**Aim of the exercise:** Sort through the data and copy the lines holding the word "Disk".

Items from a data source:
start
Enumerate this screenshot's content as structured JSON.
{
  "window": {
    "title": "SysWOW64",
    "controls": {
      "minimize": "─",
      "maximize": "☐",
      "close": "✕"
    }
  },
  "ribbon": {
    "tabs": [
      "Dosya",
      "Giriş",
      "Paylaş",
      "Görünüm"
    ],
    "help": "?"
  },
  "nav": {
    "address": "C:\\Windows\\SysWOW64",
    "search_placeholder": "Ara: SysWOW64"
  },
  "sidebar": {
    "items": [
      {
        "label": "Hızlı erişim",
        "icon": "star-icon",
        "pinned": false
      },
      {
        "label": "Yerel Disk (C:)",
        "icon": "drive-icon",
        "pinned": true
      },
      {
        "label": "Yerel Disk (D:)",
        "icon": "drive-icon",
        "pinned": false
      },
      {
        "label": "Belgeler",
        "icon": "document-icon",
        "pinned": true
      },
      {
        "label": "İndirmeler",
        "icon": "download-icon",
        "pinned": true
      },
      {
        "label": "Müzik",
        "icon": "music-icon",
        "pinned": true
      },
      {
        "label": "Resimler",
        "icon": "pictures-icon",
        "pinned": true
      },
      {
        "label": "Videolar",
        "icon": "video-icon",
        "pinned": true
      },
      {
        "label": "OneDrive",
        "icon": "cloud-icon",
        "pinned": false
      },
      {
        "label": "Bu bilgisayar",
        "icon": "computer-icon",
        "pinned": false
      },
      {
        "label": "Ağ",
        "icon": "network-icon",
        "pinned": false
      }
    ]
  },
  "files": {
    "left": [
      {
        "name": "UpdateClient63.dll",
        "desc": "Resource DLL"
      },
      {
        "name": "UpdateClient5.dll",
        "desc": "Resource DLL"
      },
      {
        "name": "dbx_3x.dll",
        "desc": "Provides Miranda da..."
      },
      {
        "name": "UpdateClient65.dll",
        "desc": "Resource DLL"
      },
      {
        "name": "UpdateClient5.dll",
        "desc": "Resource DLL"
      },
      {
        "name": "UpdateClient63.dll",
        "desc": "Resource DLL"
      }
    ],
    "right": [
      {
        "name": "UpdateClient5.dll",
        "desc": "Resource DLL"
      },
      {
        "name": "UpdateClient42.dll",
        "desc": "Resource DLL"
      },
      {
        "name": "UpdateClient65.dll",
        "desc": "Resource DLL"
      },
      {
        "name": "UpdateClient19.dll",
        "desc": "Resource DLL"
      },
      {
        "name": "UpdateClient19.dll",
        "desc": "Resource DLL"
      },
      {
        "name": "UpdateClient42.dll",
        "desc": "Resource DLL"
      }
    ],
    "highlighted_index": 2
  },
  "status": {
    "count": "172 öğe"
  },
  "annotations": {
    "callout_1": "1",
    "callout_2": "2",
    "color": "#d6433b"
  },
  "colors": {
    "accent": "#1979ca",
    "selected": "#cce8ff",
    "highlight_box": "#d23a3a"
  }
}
end
**Exercise answer:**
        "label": "Yerel Disk (C:)",
        "label": "Yerel Disk (D:)",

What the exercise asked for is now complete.